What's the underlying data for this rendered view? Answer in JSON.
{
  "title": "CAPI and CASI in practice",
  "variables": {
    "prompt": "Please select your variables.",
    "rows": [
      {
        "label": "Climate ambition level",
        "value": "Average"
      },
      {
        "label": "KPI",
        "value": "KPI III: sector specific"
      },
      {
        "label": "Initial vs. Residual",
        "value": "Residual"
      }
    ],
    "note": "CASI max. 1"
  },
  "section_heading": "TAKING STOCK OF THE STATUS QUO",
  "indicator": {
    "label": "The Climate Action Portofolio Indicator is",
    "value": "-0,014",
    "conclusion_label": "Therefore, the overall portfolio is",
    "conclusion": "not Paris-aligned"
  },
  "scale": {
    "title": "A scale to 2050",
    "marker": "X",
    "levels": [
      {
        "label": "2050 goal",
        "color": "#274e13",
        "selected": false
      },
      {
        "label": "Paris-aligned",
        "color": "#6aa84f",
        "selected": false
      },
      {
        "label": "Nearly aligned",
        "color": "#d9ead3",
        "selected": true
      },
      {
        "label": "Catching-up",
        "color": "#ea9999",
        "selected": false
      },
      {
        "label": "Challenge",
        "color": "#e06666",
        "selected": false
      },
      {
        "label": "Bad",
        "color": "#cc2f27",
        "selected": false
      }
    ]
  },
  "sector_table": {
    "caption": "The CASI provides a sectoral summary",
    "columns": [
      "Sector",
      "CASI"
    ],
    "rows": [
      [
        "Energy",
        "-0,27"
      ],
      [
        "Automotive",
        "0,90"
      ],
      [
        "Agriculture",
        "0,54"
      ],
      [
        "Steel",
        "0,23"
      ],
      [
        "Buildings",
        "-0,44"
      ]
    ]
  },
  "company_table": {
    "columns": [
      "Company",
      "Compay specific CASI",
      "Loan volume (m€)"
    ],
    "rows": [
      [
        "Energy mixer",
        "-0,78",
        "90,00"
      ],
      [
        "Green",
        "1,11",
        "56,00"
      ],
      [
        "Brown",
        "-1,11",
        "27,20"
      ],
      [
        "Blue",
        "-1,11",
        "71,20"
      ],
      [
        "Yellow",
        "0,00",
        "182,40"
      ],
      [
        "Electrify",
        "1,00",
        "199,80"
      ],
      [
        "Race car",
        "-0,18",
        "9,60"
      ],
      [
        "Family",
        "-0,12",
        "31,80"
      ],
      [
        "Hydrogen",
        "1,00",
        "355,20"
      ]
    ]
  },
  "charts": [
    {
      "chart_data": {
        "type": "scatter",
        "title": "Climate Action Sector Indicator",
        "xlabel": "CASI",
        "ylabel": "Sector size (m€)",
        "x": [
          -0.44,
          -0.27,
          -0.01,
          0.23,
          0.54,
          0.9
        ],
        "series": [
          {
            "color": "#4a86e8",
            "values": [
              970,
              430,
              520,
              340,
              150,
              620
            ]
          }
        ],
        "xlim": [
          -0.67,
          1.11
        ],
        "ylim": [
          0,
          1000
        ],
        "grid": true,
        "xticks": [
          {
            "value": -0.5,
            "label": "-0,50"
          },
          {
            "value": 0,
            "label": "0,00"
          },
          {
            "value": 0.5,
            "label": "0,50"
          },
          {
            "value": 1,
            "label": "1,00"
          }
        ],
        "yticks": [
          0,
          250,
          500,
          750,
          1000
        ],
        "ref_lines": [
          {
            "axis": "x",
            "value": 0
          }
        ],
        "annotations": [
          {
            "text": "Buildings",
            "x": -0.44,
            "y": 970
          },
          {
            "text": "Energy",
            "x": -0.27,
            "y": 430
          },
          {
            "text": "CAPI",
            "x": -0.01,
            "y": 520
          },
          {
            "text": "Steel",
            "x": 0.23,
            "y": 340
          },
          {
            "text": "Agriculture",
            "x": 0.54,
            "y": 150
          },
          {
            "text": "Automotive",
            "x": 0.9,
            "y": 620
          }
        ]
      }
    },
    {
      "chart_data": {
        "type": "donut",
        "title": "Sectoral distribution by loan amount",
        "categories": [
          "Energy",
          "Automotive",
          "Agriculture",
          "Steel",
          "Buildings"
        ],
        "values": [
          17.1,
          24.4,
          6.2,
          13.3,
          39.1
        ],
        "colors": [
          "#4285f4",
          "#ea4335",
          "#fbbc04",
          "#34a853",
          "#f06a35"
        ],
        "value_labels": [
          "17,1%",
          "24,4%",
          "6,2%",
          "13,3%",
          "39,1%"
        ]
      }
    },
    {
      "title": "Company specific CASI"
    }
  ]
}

===

What is needed: Return only those lines of the records that contain the string "variables".

Result:
  "variables": {
    "prompt": "Please select your variables.",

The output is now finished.